[Records from a collection of figures]

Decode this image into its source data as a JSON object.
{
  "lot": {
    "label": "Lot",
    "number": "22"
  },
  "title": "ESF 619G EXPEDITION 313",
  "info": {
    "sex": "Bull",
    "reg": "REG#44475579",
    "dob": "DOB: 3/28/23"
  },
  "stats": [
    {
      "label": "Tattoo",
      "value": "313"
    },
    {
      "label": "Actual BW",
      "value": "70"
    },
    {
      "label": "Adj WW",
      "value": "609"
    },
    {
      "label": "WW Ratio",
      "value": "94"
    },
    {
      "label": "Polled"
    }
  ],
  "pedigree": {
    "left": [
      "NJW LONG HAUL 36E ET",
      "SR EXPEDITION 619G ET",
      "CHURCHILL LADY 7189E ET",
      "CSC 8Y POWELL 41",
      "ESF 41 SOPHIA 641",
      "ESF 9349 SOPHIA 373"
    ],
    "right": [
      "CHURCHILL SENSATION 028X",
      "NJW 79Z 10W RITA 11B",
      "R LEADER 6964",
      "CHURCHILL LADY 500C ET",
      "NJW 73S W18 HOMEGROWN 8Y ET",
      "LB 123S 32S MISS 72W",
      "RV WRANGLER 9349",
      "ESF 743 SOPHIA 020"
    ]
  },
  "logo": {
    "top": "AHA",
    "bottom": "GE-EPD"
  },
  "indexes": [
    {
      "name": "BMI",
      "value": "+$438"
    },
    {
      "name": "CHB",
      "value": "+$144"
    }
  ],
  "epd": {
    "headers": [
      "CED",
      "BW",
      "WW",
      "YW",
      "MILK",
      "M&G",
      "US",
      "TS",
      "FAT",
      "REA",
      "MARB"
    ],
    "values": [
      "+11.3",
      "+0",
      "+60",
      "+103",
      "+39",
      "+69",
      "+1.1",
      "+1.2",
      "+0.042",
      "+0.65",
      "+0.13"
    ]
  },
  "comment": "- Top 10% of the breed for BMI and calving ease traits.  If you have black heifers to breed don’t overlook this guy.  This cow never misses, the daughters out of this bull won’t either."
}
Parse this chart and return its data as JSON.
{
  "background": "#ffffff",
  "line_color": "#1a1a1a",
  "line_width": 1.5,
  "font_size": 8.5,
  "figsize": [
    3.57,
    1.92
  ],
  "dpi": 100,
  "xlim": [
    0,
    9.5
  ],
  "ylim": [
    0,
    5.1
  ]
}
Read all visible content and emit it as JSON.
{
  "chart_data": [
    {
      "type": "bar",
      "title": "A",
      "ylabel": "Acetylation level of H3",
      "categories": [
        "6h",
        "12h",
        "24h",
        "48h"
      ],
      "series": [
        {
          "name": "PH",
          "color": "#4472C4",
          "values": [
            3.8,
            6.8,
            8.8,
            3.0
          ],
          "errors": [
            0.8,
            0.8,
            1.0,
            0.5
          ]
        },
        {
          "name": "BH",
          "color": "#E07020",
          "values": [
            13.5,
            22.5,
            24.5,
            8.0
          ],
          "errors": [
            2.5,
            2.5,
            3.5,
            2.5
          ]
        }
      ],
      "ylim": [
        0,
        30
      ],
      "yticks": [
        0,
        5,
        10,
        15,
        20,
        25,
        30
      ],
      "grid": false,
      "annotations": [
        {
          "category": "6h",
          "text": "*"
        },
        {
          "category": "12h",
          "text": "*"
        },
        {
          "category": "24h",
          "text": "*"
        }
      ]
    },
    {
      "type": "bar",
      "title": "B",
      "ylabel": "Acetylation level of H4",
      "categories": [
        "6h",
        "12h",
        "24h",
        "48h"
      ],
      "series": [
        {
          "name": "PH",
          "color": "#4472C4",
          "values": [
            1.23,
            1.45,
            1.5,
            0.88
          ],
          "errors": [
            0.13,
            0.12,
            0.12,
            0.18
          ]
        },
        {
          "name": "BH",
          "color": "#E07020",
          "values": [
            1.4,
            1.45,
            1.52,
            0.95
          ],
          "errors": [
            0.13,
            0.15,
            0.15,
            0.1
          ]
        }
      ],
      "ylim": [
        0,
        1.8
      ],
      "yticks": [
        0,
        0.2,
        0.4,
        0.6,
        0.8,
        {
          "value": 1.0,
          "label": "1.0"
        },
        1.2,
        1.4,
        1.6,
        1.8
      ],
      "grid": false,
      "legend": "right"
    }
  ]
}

=== Problem details ===
Every record should be given again exactly.

=== Solved problem ===
Decode this image into its source data as a JSON object.
{
  "lot": {
    "label": "Lot",
    "number": "22"
  },
  "title": "ESF 619G EXPEDITION 313",
  "info": {
    "sex": "Bull",
    "reg": "REG#44475579",
    "dob": "DOB: 3/28/23"
  },
  "stats": [
    {
      "label": "Tattoo",
      "value": "313"
    },
    {
      "label": "Actual BW",
      "value": "70"
    },
    {
      "label": "Adj WW",
      "value": "609"
    },
    {
      "label": "WW Ratio",
      "value": "94"
    },
    {
      "label": "Polled"
    }
  ],
  "pedigree": {
    "left": [
      "NJW LONG HAUL 36E ET",
      "SR EXPEDITION 619G ET",
      "CHURCHILL LADY 7189E ET",
      "CSC 8Y POWELL 41",
      "ESF 41 SOPHIA 641",
      "ESF 9349 SOPHIA 373"
    ],
    "right": [
      "CHURCHILL SENSATION 028X",
      "NJW 79Z 10W RITA 11B",
      "R LEADER 6964",
      "CHURCHILL LADY 500C ET",
      "NJW 73S W18 HOMEGROWN 8Y ET",
      "LB 123S 32S MISS 72W",
      "RV WRANGLER 9349",
      "ESF 743 SOPHIA 020"
    ]
  },
  "logo": {
    "top": "AHA",
    "bottom": "GE-EPD"
  },
  "indexes": [
    {
      "name": "BMI",
      "value": "+$438"
    },
    {
      "name": "CHB",
      "value": "+$144"
    }
  ],
  "epd": {
    "headers": [
      "CED",
      "BW",
      "WW",
      "YW",
      "MILK",
      "M&G",
      "US",
      "TS",
      "FAT",
      "REA",
      "MARB"
    ],
    "values": [
      "+11.3",
      "+0",
      "+60",
      "+103",
      "+39",
      "+69",
      "+1.1",
      "+1.2",
      "+0.042",
      "+0.65",
      "+0.13"
    ]
  },
  "comment": "- Top 10% of the breed for BMI and calving ease traits.  If you have black heifers to breed don’t overlook this guy.  This cow never misses, the daughters out of this bull won’t either."
}
Parse this chart and return its data as JSON.
{
  "background": "#ffffff",
  "line_color": "#1a1a1a",
  "line_width": 1.5,
  "font_size": 8.5,
  "figsize": [
    3.57,
    1.92
  ],
  "dpi": 100,
  "xlim": [
    0,
    9.5
  ],
  "ylim": [
    0,
    5.1
  ]
}
Read all visible content and emit it as JSON.
{
  "chart_data": [
    {
      "type": "bar",
      "title": "A",
      "ylabel": "Acetylation level of H3",
      "categories": [
        "6h",
        "12h",
        "24h",
        "48h"
      ],
      "series": [
        {
          "name": "PH",
          "color": "#4472C4",
          "values": [
            3.8,
            6.8,
            8.8,
            3.0
          ],
          "errors": [
            0.8,
            0.8,
            1.0,
            0.5
          ]
        },
        {
          "name": "BH",
          "color": "#E07020",
          "values": [
            13.5,
            22.5,
            24.5,
            8.0
          ],
          "errors": [
            2.5,
            2.5,
            3.5,
            2.5
          ]
        }
      ],
      "ylim": [
        0,
        30
      ],
      "yticks": [
        0,
        5,
        10,
        15,
        20,
        25,
        30
      ],
      "grid": false,
      "annotations": [
        {
          "category": "6h",
          "text": "*"
        },
        {
          "category": "12h",
          "text": "*"
        },
        {
          "category": "24h",
          "text": "*"
        }
      ]
    },
    {
      "type": "bar",
      "title": "B",
      "ylabel": "Acetylation level of H4",
      "categories": [
        "6h",
        "12h",
        "24h",
        "48h"
      ],
      "series": [
        {
          "name": "PH",
          "color": "#4472C4",
          "values": [
            1.23,
            1.45,
            1.5,
            0.88
          ],
          "errors": [
            0.13,
            0.12,
            0.12,
            0.18
          ]
        },
        {
          "name": "BH",
          "color": "#E07020",
          "values": [
            1.4,
            1.45,
            1.52,
            0.95
          ],
          "errors": [
            0.13,
            0.15,
            0.15,
            0.1
          ]
        }
      ],
      "ylim": [
        0,
        1.8
      ],
      "yticks": [
        0,
        0.2,
        0.4,
        0.6,
        0.8,
        {
          "value": 1.0,
          "label": "1.0"
        },
        1.2,
        1.4,
        1.6,
        1.8
      ],
      "grid": false,
      "legend": "right"
    }
  ]
}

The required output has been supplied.